Provided data start

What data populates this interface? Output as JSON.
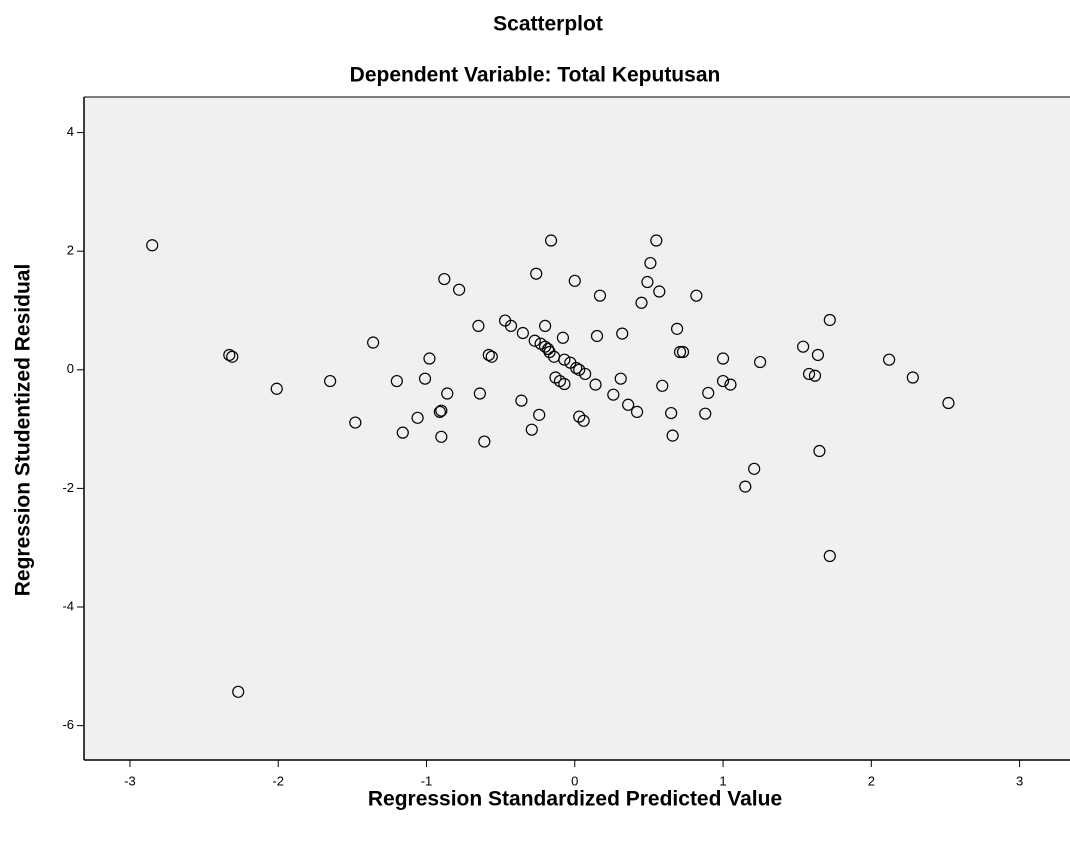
{
  "chart_data": {
    "type": "scatter",
    "title": "Scatterplot",
    "subtitle": "Dependent Variable: Total Keputusan",
    "x_label": "Regression Standardized Predicted Value",
    "y_label": "Regression Studentized Residual",
    "color": "#000000",
    "background": "#f0f0f0",
    "xlim": [
      -3.31,
      3.34
    ],
    "ylim": [
      -6.58,
      4.6
    ],
    "xticks": [
      -3,
      -2,
      -1,
      0,
      1,
      2,
      3
    ],
    "yticks": [
      -6,
      -4,
      -2,
      0,
      2,
      4
    ],
    "x": [
      -2.85,
      -2.33,
      -2.31,
      -2.27,
      -2.01,
      -1.65,
      -1.48,
      -1.36,
      -1.2,
      -1.16,
      -1.06,
      -1.01,
      -0.98,
      -0.91,
      -0.9,
      -0.9,
      -0.88,
      -0.86,
      -0.78,
      -0.65,
      -0.64,
      -0.61,
      -0.58,
      -0.56,
      -0.47,
      -0.43,
      -0.36,
      -0.35,
      -0.29,
      -0.27,
      -0.26,
      -0.24,
      -0.23,
      -0.2,
      -0.2,
      -0.18,
      -0.17,
      -0.16,
      -0.14,
      -0.13,
      -0.1,
      -0.08,
      -0.07,
      -0.07,
      -0.03,
      0.0,
      0.01,
      0.03,
      0.03,
      0.06,
      0.07,
      0.14,
      0.15,
      0.17,
      0.26,
      0.31,
      0.32,
      0.36,
      0.42,
      0.45,
      0.49,
      0.51,
      0.55,
      0.57,
      0.59,
      0.65,
      0.66,
      0.69,
      0.71,
      0.73,
      0.82,
      0.88,
      0.9,
      1.0,
      1.0,
      1.05,
      1.15,
      1.21,
      1.25,
      1.54,
      1.58,
      1.62,
      1.64,
      1.65,
      1.72,
      1.72,
      2.12,
      2.28,
      2.52
    ],
    "values": [
      2.1,
      0.25,
      0.22,
      -5.43,
      -0.32,
      -0.19,
      -0.89,
      0.46,
      -0.19,
      -1.06,
      -0.81,
      -0.15,
      0.19,
      -0.71,
      -0.69,
      -1.13,
      1.53,
      -0.4,
      1.35,
      0.74,
      -0.4,
      -1.21,
      0.25,
      0.22,
      0.83,
      0.74,
      -0.52,
      0.62,
      -1.01,
      0.49,
      1.62,
      -0.76,
      0.44,
      0.74,
      0.39,
      0.35,
      0.3,
      2.18,
      0.22,
      -0.13,
      -0.19,
      0.54,
      0.17,
      -0.24,
      0.12,
      1.5,
      0.03,
      0.0,
      -0.79,
      -0.86,
      -0.07,
      -0.25,
      0.57,
      1.25,
      -0.42,
      -0.15,
      0.61,
      -0.59,
      -0.71,
      1.13,
      1.48,
      1.8,
      2.18,
      1.32,
      -0.27,
      -0.73,
      -1.11,
      0.69,
      0.3,
      0.3,
      1.25,
      -0.74,
      -0.39,
      0.19,
      -0.19,
      -0.25,
      -1.97,
      -1.67,
      0.13,
      0.39,
      -0.07,
      -0.1,
      0.25,
      -1.37,
      -3.14,
      0.84,
      0.17,
      -0.13,
      -0.56
    ]
  }
}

Provided data end

Set problem —
Exclude the pictures, and transcribe all of the material exactly.

Output for this task —
What data populates this interface? Output as JSON.
{
  "chart_data": {
    "type": "scatter",
    "title": "Scatterplot",
    "subtitle": "Dependent Variable: Total Keputusan",
    "x_label": "Regression Standardized Predicted Value",
    "y_label": "Regression Studentized Residual",
    "color": "#000000",
    "background": "#f0f0f0",
    "xlim": [
      -3.31,
      3.34
    ],
    "ylim": [
      -6.58,
      4.6
    ],
    "xticks": [
      -3,
      -2,
      -1,
      0,
      1,
      2,
      3
    ],
    "yticks": [
      -6,
      -4,
      -2,
      0,
      2,
      4
    ],
    "x": [
      -2.85,
      -2.33,
      -2.31,
      -2.27,
      -2.01,
      -1.65,
      -1.48,
      -1.36,
      -1.2,
      -1.16,
      -1.06,
      -1.01,
      -0.98,
      -0.91,
      -0.9,
      -0.9,
      -0.88,
      -0.86,
      -0.78,
      -0.65,
      -0.64,
      -0.61,
      -0.58,
      -0.56,
      -0.47,
      -0.43,
      -0.36,
      -0.35,
      -0.29,
      -0.27,
      -0.26,
      -0.24,
      -0.23,
      -0.2,
      -0.2,
      -0.18,
      -0.17,
      -0.16,
      -0.14,
      -0.13,
      -0.1,
      -0.08,
      -0.07,
      -0.07,
      -0.03,
      0.0,
      0.01,
      0.03,
      0.03,
      0.06,
      0.07,
      0.14,
      0.15,
      0.17,
      0.26,
      0.31,
      0.32,
      0.36,
      0.42,
      0.45,
      0.49,
      0.51,
      0.55,
      0.57,
      0.59,
      0.65,
      0.66,
      0.69,
      0.71,
      0.73,
      0.82,
      0.88,
      0.9,
      1.0,
      1.0,
      1.05,
      1.15,
      1.21,
      1.25,
      1.54,
      1.58,
      1.62,
      1.64,
      1.65,
      1.72,
      1.72,
      2.12,
      2.28,
      2.52
    ],
    "values": [
      2.1,
      0.25,
      0.22,
      -5.43,
      -0.32,
      -0.19,
      -0.89,
      0.46,
      -0.19,
      -1.06,
      -0.81,
      -0.15,
      0.19,
      -0.71,
      -0.69,
      -1.13,
      1.53,
      -0.4,
      1.35,
      0.74,
      -0.4,
      -1.21,
      0.25,
      0.22,
      0.83,
      0.74,
      -0.52,
      0.62,
      -1.01,
      0.49,
      1.62,
      -0.76,
      0.44,
      0.74,
      0.39,
      0.35,
      0.3,
      2.18,
      0.22,
      -0.13,
      -0.19,
      0.54,
      0.17,
      -0.24,
      0.12,
      1.5,
      0.03,
      0.0,
      -0.79,
      -0.86,
      -0.07,
      -0.25,
      0.57,
      1.25,
      -0.42,
      -0.15,
      0.61,
      -0.59,
      -0.71,
      1.13,
      1.48,
      1.8,
      2.18,
      1.32,
      -0.27,
      -0.73,
      -1.11,
      0.69,
      0.3,
      0.3,
      1.25,
      -0.74,
      -0.39,
      0.19,
      -0.19,
      -0.25,
      -1.97,
      -1.67,
      0.13,
      0.39,
      -0.07,
      -0.1,
      0.25,
      -1.37,
      -3.14,
      0.84,
      0.17,
      -0.13,
      -0.56
    ]
  }
}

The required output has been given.